- What needs to be done -
Write out the records again, exactly, leaving none out.
Start
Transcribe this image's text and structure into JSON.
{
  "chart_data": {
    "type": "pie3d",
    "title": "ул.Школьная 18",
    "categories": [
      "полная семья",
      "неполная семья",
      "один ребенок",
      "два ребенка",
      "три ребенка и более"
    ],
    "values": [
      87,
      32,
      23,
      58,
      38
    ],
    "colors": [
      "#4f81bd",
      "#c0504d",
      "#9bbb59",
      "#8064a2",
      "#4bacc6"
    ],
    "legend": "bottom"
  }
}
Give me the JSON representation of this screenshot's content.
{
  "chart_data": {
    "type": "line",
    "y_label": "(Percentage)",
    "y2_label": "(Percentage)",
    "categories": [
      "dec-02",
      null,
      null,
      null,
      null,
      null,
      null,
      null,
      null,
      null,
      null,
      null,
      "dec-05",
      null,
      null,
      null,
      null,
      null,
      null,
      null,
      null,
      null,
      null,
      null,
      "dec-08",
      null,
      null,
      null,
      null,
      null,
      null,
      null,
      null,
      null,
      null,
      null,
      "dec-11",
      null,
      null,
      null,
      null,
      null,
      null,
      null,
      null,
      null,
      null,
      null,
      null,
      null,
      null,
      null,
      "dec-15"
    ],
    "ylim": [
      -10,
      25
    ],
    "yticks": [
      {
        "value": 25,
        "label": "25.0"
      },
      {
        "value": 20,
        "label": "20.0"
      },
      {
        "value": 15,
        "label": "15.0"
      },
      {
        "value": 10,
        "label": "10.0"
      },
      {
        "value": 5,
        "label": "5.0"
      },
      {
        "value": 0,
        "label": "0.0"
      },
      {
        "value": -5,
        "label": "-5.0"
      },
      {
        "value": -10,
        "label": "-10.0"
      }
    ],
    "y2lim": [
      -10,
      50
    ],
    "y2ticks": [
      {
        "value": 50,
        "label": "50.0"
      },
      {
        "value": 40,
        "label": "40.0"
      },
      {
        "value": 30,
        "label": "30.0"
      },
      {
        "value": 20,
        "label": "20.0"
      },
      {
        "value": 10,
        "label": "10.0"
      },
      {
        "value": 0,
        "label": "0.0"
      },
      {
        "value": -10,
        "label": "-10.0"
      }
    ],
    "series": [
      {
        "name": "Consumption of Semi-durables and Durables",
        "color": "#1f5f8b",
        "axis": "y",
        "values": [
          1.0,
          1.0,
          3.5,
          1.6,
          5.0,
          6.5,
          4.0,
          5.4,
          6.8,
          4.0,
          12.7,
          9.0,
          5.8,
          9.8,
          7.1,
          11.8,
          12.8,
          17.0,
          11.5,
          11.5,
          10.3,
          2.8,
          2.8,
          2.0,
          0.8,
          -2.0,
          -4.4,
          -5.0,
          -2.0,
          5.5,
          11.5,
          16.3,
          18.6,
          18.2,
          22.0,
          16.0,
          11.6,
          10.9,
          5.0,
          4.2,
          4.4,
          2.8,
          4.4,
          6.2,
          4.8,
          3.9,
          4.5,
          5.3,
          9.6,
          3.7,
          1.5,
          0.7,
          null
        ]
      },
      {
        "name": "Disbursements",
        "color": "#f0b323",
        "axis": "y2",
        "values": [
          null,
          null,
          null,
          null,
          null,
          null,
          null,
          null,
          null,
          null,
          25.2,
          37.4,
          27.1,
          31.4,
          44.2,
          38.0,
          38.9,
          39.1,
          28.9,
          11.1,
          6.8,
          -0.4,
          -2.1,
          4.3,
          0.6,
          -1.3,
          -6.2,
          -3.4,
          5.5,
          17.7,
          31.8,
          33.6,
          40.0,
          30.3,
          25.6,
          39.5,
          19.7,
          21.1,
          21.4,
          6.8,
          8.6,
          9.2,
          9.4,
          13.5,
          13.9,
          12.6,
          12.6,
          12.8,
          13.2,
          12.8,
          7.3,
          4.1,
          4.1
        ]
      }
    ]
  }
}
End
- Solution to this task -
Transcribe this image's text and structure into JSON.
{
  "chart_data": {
    "type": "pie3d",
    "title": "ул.Школьная 18",
    "categories": [
      "полная семья",
      "неполная семья",
      "один ребенок",
      "два ребенка",
      "три ребенка и более"
    ],
    "values": [
      87,
      32,
      23,
      58,
      38
    ],
    "colors": [
      "#4f81bd",
      "#c0504d",
      "#9bbb59",
      "#8064a2",
      "#4bacc6"
    ],
    "legend": "bottom"
  }
}
Give me the JSON representation of this screenshot's content.
{
  "chart_data": {
    "type": "line",
    "y_label": "(Percentage)",
    "y2_label": "(Percentage)",
    "categories": [
      "dec-02",
      null,
      null,
      null,
      null,
      null,
      null,
      null,
      null,
      null,
      null,
      null,
      "dec-05",
      null,
      null,
      null,
      null,
      null,
      null,
      null,
      null,
      null,
      null,
      null,
      "dec-08",
      null,
      null,
      null,
      null,
      null,
      null,
      null,
      null,
      null,
      null,
      null,
      "dec-11",
      null,
      null,
      null,
      null,
      null,
      null,
      null,
      null,
      null,
      null,
      null,
      null,
      null,
      null,
      null,
      "dec-15"
    ],
    "ylim": [
      -10,
      25
    ],
    "yticks": [
      {
        "value": 25,
        "label": "25.0"
      },
      {
        "value": 20,
        "label": "20.0"
      },
      {
        "value": 15,
        "label": "15.0"
      },
      {
        "value": 10,
        "label": "10.0"
      },
      {
        "value": 5,
        "label": "5.0"
      },
      {
        "value": 0,
        "label": "0.0"
      },
      {
        "value": -5,
        "label": "-5.0"
      },
      {
        "value": -10,
        "label": "-10.0"
      }
    ],
    "y2lim": [
      -10,
      50
    ],
    "y2ticks": [
      {
        "value": 50,
        "label": "50.0"
      },
      {
        "value": 40,
        "label": "40.0"
      },
      {
        "value": 30,
        "label": "30.0"
      },
      {
        "value": 20,
        "label": "20.0"
      },
      {
        "value": 10,
        "label": "10.0"
      },
      {
        "value": 0,
        "label": "0.0"
      },
      {
        "value": -10,
        "label": "-10.0"
      }
    ],
    "series": [
      {
        "name": "Consumption of Semi-durables and Durables",
        "color": "#1f5f8b",
        "axis": "y",
        "values": [
          1.0,
          1.0,
          3.5,
          1.6,
          5.0,
          6.5,
          4.0,
          5.4,
          6.8,
          4.0,
          12.7,
          9.0,
          5.8,
          9.8,
          7.1,
          11.8,
          12.8,
          17.0,
          11.5,
          11.5,
          10.3,
          2.8,
          2.8,
          2.0,
          0.8,
          -2.0,
          -4.4,
          -5.0,
          -2.0,
          5.5,
          11.5,
          16.3,
          18.6,
          18.2,
          22.0,
          16.0,
          11.6,
          10.9,
          5.0,
          4.2,
          4.4,
          2.8,
          4.4,
          6.2,
          4.8,
          3.9,
          4.5,
          5.3,
          9.6,
          3.7,
          1.5,
          0.7,
          null
        ]
      },
      {
        "name": "Disbursements",
        "color": "#f0b323",
        "axis": "y2",
        "values": [
          null,
          null,
          null,
          null,
          null,
          null,
          null,
          null,
          null,
          null,
          25.2,
          37.4,
          27.1,
          31.4,
          44.2,
          38.0,
          38.9,
          39.1,
          28.9,
          11.1,
          6.8,
          -0.4,
          -2.1,
          4.3,
          0.6,
          -1.3,
          -6.2,
          -3.4,
          5.5,
          17.7,
          31.8,
          33.6,
          40.0,
          30.3,
          25.6,
          39.5,
          19.7,
          21.1,
          21.4,
          6.8,
          8.6,
          9.2,
          9.4,
          13.5,
          13.9,
          12.6,
          12.6,
          12.8,
          13.2,
          12.8,
          7.3,
          4.1,
          4.1
        ]
      }
    ]
  }
}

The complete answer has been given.